• [Task requirements] Extract every line that includes the string "странах".

[Figure record extracts]
┄┄┄┄┄┄┄┄┄┄

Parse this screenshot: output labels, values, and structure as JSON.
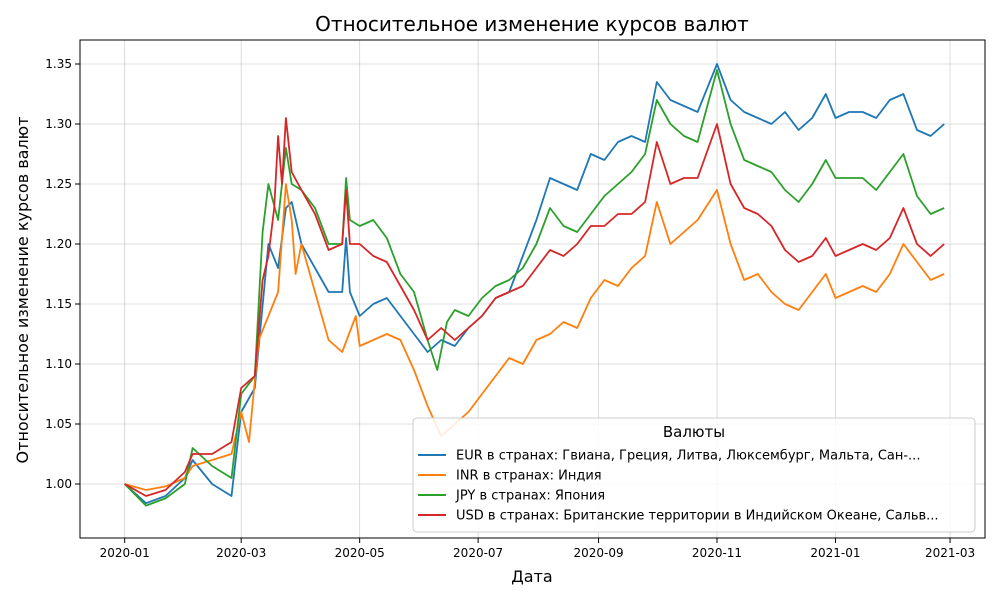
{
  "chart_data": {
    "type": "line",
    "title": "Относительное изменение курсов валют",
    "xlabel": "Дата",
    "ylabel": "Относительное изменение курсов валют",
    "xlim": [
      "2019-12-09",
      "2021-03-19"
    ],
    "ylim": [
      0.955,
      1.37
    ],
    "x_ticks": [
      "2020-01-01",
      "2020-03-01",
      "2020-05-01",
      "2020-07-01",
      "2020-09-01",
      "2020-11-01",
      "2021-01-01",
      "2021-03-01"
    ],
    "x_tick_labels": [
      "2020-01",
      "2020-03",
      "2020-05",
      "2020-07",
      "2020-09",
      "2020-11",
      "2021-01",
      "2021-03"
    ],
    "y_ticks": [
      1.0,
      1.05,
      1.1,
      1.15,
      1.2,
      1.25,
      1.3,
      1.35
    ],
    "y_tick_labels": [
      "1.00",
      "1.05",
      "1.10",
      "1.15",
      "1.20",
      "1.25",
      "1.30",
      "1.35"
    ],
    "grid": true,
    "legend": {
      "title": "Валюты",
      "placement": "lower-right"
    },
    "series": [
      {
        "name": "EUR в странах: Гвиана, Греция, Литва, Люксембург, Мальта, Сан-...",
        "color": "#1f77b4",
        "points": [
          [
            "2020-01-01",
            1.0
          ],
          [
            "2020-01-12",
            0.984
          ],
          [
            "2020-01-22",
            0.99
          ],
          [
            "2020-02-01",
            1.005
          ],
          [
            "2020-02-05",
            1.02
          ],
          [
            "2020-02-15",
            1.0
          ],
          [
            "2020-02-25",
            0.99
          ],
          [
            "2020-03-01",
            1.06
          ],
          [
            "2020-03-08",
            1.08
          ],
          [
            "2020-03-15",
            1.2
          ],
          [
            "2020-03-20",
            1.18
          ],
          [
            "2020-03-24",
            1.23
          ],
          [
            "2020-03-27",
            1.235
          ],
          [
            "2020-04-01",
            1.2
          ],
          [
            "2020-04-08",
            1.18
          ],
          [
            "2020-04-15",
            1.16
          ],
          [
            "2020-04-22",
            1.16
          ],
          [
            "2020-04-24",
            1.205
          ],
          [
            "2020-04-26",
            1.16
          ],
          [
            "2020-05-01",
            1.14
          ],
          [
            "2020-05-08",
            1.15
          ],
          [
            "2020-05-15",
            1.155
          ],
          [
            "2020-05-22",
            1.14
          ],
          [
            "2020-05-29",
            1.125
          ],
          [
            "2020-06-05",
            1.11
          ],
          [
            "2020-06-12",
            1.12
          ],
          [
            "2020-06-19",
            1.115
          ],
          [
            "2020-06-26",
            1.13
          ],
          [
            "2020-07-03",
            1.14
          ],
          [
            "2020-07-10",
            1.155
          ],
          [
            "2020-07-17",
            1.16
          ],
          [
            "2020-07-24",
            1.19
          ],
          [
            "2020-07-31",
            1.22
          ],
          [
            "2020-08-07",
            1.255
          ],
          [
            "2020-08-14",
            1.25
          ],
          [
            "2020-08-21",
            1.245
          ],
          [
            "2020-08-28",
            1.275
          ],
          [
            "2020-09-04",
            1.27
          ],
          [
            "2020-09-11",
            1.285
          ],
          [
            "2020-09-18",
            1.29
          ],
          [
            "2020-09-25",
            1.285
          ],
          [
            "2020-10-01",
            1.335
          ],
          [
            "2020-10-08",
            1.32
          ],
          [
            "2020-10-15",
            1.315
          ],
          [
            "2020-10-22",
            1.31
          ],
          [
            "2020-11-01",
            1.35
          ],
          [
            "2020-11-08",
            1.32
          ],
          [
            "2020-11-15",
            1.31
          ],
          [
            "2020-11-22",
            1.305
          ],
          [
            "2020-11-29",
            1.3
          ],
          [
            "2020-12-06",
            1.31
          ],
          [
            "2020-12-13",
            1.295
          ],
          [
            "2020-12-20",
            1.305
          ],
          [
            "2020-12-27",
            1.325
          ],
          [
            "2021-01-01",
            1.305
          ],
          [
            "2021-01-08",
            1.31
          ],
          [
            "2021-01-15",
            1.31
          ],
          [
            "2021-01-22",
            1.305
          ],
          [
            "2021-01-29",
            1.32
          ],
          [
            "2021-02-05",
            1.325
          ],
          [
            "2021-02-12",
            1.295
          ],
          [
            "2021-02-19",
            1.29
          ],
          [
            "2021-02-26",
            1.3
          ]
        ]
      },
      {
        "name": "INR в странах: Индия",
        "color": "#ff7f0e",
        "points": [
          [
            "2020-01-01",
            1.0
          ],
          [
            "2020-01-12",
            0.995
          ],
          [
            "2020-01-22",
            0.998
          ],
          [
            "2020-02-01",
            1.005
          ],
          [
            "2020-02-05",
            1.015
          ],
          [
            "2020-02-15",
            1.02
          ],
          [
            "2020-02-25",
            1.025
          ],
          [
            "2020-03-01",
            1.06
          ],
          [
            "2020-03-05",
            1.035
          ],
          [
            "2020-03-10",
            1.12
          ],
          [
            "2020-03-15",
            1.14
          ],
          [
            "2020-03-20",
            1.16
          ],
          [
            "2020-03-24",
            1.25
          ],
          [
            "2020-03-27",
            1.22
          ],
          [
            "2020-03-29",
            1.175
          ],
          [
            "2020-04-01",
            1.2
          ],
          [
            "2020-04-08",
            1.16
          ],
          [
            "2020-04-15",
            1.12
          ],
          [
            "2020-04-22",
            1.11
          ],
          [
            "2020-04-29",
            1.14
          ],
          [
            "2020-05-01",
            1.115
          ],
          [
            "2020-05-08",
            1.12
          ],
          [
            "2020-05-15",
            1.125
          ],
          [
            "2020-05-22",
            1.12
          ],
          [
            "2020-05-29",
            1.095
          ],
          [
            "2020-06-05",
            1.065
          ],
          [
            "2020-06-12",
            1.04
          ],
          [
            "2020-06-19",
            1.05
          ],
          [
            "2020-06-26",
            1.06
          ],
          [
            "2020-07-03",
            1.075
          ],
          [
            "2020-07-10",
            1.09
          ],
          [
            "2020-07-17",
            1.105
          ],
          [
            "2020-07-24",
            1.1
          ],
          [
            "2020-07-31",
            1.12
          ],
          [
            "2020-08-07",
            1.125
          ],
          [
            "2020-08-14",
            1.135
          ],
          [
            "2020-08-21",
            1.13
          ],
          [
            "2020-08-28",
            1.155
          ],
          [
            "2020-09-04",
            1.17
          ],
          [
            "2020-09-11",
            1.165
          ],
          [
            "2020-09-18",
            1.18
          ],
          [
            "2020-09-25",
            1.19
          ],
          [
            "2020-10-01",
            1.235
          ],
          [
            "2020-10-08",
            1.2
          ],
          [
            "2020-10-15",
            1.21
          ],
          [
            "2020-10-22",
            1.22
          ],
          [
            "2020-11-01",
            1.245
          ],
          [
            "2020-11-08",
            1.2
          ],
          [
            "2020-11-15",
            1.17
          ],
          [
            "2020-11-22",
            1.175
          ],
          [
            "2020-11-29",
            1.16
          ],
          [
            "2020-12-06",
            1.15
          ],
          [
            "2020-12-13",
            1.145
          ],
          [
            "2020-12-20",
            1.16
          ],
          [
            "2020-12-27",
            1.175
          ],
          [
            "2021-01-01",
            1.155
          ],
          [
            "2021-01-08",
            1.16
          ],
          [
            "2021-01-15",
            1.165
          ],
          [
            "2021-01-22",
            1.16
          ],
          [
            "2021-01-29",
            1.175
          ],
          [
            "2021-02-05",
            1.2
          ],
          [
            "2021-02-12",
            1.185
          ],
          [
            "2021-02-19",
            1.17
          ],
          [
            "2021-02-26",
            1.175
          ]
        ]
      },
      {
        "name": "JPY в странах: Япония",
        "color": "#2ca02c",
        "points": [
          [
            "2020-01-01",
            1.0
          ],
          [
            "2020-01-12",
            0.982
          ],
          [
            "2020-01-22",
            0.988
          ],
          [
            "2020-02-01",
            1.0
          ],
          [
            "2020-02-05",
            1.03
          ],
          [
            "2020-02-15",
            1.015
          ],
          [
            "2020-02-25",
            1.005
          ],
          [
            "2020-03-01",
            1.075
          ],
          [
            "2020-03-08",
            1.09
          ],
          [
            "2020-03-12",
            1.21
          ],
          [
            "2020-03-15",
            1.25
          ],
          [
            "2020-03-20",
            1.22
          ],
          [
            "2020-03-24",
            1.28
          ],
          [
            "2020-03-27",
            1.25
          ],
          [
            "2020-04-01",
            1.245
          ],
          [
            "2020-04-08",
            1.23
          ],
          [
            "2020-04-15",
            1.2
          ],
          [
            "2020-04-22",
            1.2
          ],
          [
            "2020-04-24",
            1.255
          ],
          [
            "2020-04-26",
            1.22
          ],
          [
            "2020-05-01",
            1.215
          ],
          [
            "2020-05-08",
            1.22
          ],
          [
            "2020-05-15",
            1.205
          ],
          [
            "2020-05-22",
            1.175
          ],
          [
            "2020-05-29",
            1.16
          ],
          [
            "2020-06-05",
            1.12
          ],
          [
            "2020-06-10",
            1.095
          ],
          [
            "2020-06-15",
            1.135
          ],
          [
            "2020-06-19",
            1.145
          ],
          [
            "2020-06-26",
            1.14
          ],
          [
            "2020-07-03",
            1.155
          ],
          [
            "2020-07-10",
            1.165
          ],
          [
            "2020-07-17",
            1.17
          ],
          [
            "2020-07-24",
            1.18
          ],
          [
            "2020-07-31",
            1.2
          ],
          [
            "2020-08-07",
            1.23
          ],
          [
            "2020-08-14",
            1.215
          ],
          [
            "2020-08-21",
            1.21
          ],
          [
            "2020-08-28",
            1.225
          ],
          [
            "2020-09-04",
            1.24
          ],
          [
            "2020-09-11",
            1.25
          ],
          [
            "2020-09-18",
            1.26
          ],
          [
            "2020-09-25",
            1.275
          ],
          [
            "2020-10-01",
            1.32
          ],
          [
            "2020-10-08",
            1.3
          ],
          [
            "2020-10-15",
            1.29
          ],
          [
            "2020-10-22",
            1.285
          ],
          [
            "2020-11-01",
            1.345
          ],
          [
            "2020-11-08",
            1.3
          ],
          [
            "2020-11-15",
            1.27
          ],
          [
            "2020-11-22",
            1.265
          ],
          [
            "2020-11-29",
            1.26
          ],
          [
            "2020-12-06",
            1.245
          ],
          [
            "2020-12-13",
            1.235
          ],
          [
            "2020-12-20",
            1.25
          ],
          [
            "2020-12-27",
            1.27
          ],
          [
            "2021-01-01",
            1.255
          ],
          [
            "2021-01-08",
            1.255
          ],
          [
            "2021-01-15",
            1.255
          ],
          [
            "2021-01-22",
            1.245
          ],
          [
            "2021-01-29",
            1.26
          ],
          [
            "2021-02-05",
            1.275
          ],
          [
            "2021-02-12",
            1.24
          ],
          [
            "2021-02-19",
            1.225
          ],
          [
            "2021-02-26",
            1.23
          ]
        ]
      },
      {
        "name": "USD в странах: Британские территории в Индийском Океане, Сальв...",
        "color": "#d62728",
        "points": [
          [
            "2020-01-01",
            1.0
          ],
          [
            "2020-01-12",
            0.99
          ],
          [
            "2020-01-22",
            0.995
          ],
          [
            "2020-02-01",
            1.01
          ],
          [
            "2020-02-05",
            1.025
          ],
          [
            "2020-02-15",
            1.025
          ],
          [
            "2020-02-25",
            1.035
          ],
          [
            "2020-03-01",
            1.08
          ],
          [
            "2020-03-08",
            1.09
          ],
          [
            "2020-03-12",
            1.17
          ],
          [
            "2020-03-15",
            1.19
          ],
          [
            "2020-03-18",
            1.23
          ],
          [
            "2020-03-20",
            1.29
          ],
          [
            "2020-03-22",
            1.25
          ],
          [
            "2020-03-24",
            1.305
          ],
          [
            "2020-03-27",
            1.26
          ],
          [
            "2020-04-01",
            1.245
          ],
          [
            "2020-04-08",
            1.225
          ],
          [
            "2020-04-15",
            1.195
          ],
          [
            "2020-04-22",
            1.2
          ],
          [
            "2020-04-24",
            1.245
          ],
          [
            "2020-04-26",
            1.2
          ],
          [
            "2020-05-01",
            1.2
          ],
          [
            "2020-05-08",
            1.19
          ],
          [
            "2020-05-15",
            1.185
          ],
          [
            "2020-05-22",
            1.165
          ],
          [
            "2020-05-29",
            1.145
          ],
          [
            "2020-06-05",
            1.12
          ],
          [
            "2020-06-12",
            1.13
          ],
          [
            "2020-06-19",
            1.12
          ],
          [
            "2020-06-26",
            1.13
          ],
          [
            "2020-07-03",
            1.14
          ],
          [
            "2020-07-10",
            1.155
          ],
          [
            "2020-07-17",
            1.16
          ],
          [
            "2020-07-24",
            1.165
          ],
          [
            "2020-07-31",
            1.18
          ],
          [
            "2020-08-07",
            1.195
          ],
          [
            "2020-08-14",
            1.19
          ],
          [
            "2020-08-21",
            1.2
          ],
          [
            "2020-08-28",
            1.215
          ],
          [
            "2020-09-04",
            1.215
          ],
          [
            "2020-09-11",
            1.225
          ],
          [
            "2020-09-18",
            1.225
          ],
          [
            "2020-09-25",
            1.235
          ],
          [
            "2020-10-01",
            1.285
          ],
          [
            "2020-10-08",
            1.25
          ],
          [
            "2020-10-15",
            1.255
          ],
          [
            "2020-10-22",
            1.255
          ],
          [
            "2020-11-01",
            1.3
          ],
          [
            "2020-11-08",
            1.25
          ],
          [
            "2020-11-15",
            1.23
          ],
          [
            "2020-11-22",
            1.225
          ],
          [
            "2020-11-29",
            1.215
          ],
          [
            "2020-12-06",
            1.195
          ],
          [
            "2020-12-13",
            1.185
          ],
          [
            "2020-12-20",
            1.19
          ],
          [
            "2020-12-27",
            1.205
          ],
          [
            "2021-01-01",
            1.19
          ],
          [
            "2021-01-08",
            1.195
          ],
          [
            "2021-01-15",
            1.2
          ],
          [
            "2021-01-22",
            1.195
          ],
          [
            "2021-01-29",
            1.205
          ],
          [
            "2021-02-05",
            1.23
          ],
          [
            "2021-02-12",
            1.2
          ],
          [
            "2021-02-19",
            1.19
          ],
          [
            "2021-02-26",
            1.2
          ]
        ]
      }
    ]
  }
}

┄┄┄┄┄┄┄┄┄┄

• [Task answer]
        "name": "EUR в странах: Гвиана, Греция, Литва, Люксембург, Мальта, Сан-...",
        "name": "INR в странах: Индия",
        "name": "JPY в странах: Япония",
        "name": "USD в странах: Британские территории в Индийском Океане, Сальв...",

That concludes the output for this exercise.